>>>
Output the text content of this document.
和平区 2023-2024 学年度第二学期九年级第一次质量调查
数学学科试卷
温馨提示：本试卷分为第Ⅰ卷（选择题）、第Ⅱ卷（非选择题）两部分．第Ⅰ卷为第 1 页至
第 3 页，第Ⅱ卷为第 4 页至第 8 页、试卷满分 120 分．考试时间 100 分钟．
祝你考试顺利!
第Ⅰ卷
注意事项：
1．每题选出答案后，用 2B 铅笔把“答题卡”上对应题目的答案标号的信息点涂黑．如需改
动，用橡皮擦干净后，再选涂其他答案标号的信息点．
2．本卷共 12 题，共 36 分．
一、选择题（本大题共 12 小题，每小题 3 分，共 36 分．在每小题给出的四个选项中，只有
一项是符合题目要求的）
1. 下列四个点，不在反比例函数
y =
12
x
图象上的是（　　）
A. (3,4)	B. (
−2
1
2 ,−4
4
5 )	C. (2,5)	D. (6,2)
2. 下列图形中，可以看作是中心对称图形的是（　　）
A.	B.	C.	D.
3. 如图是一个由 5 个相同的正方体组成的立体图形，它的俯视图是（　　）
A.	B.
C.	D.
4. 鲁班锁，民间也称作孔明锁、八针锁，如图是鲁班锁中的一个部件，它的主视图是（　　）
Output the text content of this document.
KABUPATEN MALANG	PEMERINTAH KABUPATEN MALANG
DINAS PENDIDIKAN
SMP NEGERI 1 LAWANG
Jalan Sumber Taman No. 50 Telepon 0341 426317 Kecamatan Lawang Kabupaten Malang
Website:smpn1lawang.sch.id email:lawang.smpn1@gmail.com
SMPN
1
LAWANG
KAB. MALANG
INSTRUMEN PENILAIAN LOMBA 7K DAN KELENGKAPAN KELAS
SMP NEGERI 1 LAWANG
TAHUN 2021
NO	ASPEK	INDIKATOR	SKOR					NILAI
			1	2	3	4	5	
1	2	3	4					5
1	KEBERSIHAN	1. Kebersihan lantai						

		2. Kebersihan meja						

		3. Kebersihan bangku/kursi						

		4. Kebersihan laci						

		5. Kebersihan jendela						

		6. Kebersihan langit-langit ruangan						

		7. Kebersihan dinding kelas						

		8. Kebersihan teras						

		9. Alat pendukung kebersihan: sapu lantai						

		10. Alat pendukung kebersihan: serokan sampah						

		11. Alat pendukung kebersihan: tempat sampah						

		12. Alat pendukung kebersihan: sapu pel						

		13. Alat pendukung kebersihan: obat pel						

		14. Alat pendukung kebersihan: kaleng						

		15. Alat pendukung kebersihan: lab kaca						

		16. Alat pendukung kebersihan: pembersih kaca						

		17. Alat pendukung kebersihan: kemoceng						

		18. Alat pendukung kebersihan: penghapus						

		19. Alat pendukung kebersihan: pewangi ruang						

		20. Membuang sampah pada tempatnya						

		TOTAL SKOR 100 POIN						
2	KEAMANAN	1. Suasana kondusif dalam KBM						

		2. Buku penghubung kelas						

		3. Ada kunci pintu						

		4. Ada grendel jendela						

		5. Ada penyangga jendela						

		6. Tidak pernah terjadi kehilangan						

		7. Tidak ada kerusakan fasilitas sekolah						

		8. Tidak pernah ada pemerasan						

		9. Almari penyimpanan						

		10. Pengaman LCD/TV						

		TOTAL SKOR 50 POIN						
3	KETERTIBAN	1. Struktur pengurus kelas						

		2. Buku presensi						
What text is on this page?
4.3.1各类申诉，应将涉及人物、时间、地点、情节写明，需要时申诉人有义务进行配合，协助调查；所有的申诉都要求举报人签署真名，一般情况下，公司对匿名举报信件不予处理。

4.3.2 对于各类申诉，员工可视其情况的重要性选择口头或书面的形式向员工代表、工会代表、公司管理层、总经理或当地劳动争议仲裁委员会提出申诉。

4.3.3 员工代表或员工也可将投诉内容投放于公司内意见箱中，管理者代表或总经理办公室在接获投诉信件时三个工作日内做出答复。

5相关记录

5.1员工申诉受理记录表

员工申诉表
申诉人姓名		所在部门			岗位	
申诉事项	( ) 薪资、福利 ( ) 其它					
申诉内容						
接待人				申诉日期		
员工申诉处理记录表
<<<
**STATED EXERCISE:** Find the word "sampah" in the data and copy out each line where it turns up.

**RESULT:**
		10. Alat pendukung kebersihan: serokan sampah						
		11. Alat pendukung kebersihan: tempat sampah						
		20. Membuang sampah pada tempatnya						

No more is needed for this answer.